### Work required
Reproduce all of the data word for word.

### Stored rows
┌──
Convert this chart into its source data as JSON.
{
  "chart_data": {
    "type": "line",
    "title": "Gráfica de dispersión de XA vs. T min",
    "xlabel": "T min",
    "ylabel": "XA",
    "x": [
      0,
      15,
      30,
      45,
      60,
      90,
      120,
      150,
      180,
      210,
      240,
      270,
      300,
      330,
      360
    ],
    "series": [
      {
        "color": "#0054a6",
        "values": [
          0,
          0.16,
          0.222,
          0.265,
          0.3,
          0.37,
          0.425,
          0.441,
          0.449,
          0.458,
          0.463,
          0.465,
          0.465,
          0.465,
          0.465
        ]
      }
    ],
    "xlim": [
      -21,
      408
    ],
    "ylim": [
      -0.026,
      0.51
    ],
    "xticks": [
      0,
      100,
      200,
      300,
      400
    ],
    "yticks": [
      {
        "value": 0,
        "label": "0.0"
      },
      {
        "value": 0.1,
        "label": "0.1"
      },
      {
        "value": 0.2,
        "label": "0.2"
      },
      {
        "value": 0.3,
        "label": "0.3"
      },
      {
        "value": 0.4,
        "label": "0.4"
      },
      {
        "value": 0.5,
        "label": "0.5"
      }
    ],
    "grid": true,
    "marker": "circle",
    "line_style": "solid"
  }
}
└──
### Solved exercise
Convert this chart into its source data as JSON.
{
  "chart_data": {
    "type": "line",
    "title": "Gráfica de dispersión de XA vs. T min",
    "xlabel": "T min",
    "ylabel": "XA",
    "x": [
      0,
      15,
      30,
      45,
      60,
      90,
      120,
      150,
      180,
      210,
      240,
      270,
      300,
      330,
      360
    ],
    "series": [
      {
        "color": "#0054a6",
        "values": [
          0,
          0.16,
          0.222,
          0.265,
          0.3,
          0.37,
          0.425,
          0.441,
          0.449,
          0.458,
          0.463,
          0.465,
          0.465,
          0.465,
          0.465
        ]
      }
    ],
    "xlim": [
      -21,
      408
    ],
    "ylim": [
      -0.026,
      0.51
    ],
    "xticks": [
      0,
      100,
      200,
      300,
      400
    ],
    "yticks": [
      {
        "value": 0,
        "label": "0.0"
      },
      {
        "value": 0.1,
        "label": "0.1"
      },
      {
        "value": 0.2,
        "label": "0.2"
      },
      {
        "value": 0.3,
        "label": "0.3"
      },
      {
        "value": 0.4,
        "label": "0.4"
      },
      {
        "value": 0.5,
        "label": "0.5"
      }
    ],
    "grid": true,
    "marker": "circle",
    "line_style": "solid"
  }
}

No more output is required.